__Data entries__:
Start

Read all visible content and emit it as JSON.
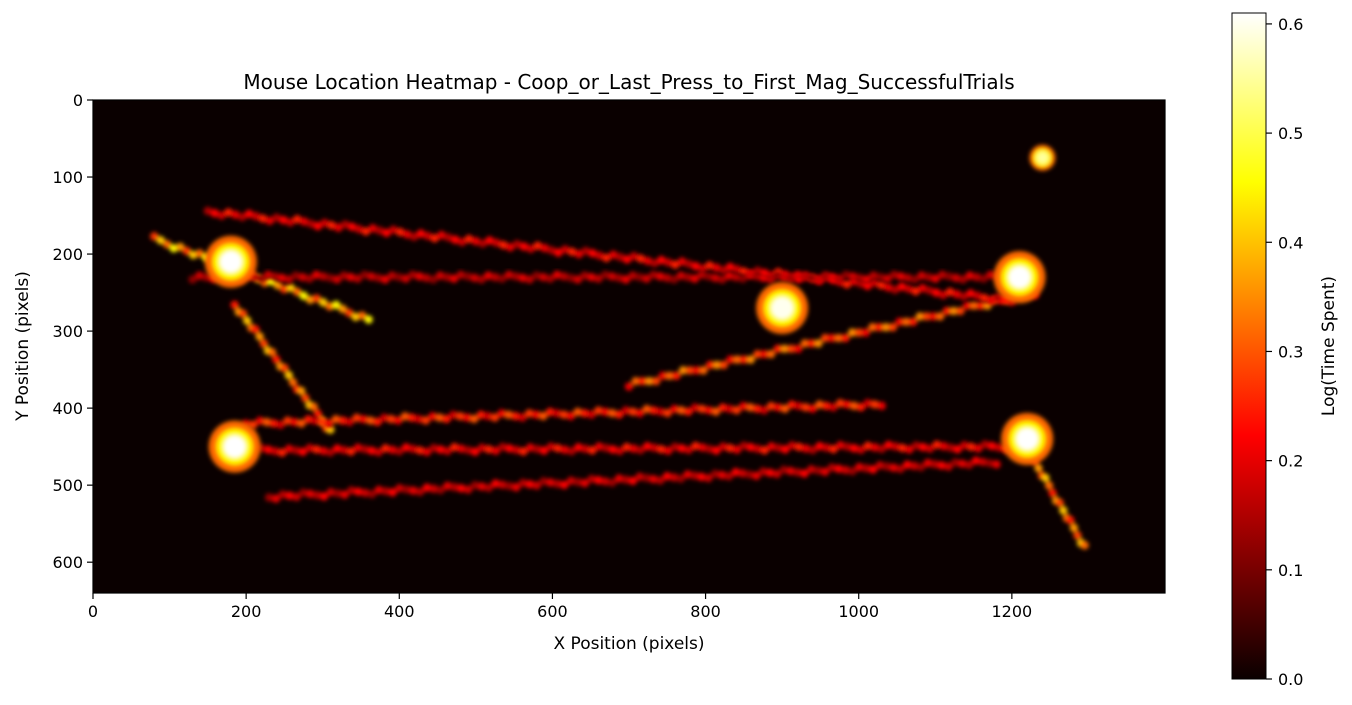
{
  "chart_data": {
    "type": "heatmap",
    "title": "Mouse Location Heatmap - Coop_or_Last_Press_to_First_Mag_SuccessfulTrials",
    "xlabel": "X Position (pixels)",
    "ylabel": "Y Position (pixels)",
    "xlim": [
      0,
      1400
    ],
    "ylim": [
      640,
      0
    ],
    "x_ticks": [
      0,
      200,
      400,
      600,
      800,
      1000,
      1200
    ],
    "y_ticks": [
      0,
      100,
      200,
      300,
      400,
      500,
      600
    ],
    "x_tick_labels": [
      "0",
      "200",
      "400",
      "600",
      "800",
      "1000",
      "1200"
    ],
    "y_tick_labels": [
      "0",
      "100",
      "200",
      "300",
      "400",
      "500",
      "600"
    ],
    "colormap": "hot",
    "colorbar": {
      "label": "Log(Time Spent)",
      "range": [
        0,
        0.61
      ],
      "ticks": [
        0.0,
        0.1,
        0.2,
        0.3,
        0.4,
        0.5,
        0.6
      ],
      "tick_labels": [
        "0.0",
        "0.1",
        "0.2",
        "0.3",
        "0.4",
        "0.5",
        "0.6"
      ]
    },
    "hotspots": [
      {
        "x": 180,
        "y": 210,
        "value": 0.61
      },
      {
        "x": 185,
        "y": 450,
        "value": 0.61
      },
      {
        "x": 1220,
        "y": 440,
        "value": 0.61
      },
      {
        "x": 1210,
        "y": 230,
        "value": 0.61
      },
      {
        "x": 900,
        "y": 270,
        "value": 0.6
      },
      {
        "x": 1240,
        "y": 75,
        "value": 0.55
      }
    ],
    "paths": [
      {
        "from": [
          80,
          180
        ],
        "to": [
          360,
          285
        ],
        "value": 0.45
      },
      {
        "from": [
          185,
          265
        ],
        "to": [
          310,
          430
        ],
        "value": 0.4
      },
      {
        "from": [
          1230,
          470
        ],
        "to": [
          1295,
          580
        ],
        "value": 0.4
      },
      {
        "from": [
          700,
          370
        ],
        "to": [
          1230,
          250
        ],
        "value": 0.35
      },
      {
        "from": [
          150,
          145
        ],
        "to": [
          1200,
          260
        ],
        "value": 0.25
      },
      {
        "from": [
          130,
          230
        ],
        "to": [
          1190,
          230
        ],
        "value": 0.2
      },
      {
        "from": [
          200,
          420
        ],
        "to": [
          1030,
          395
        ],
        "value": 0.3
      },
      {
        "from": [
          220,
          455
        ],
        "to": [
          1210,
          450
        ],
        "value": 0.25
      },
      {
        "from": [
          230,
          515
        ],
        "to": [
          1180,
          470
        ],
        "value": 0.22
      }
    ]
  }
}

End

__What you are asked to do__:
Reproduce every line above as written, skipping pictures.

__Exercise solution__:
Read all visible content and emit it as JSON.
{
  "chart_data": {
    "type": "heatmap",
    "title": "Mouse Location Heatmap - Coop_or_Last_Press_to_First_Mag_SuccessfulTrials",
    "xlabel": "X Position (pixels)",
    "ylabel": "Y Position (pixels)",
    "xlim": [
      0,
      1400
    ],
    "ylim": [
      640,
      0
    ],
    "x_ticks": [
      0,
      200,
      400,
      600,
      800,
      1000,
      1200
    ],
    "y_ticks": [
      0,
      100,
      200,
      300,
      400,
      500,
      600
    ],
    "x_tick_labels": [
      "0",
      "200",
      "400",
      "600",
      "800",
      "1000",
      "1200"
    ],
    "y_tick_labels": [
      "0",
      "100",
      "200",
      "300",
      "400",
      "500",
      "600"
    ],
    "colormap": "hot",
    "colorbar": {
      "label": "Log(Time Spent)",
      "range": [
        0,
        0.61
      ],
      "ticks": [
        0.0,
        0.1,
        0.2,
        0.3,
        0.4,
        0.5,
        0.6
      ],
      "tick_labels": [
        "0.0",
        "0.1",
        "0.2",
        "0.3",
        "0.4",
        "0.5",
        "0.6"
      ]
    },
    "hotspots": [
      {
        "x": 180,
        "y": 210,
        "value": 0.61
      },
      {
        "x": 185,
        "y": 450,
        "value": 0.61
      },
      {
        "x": 1220,
        "y": 440,
        "value": 0.61
      },
      {
        "x": 1210,
        "y": 230,
        "value": 0.61
      },
      {
        "x": 900,
        "y": 270,
        "value": 0.6
      },
      {
        "x": 1240,
        "y": 75,
        "value": 0.55
      }
    ],
    "paths": [
      {
        "from": [
          80,
          180
        ],
        "to": [
          360,
          285
        ],
        "value": 0.45
      },
      {
        "from": [
          185,
          265
        ],
        "to": [
          310,
          430
        ],
        "value": 0.4
      },
      {
        "from": [
          1230,
          470
        ],
        "to": [
          1295,
          580
        ],
        "value": 0.4
      },
      {
        "from": [
          700,
          370
        ],
        "to": [
          1230,
          250
        ],
        "value": 0.35
      },
      {
        "from": [
          150,
          145
        ],
        "to": [
          1200,
          260
        ],
        "value": 0.25
      },
      {
        "from": [
          130,
          230
        ],
        "to": [
          1190,
          230
        ],
        "value": 0.2
      },
      {
        "from": [
          200,
          420
        ],
        "to": [
          1030,
          395
        ],
        "value": 0.3
      },
      {
        "from": [
          220,
          455
        ],
        "to": [
          1210,
          450
        ],
        "value": 0.25
      },
      {
        "from": [
          230,
          515
        ],
        "to": [
          1180,
          470
        ],
        "value": 0.22
      }
    ]
  }
}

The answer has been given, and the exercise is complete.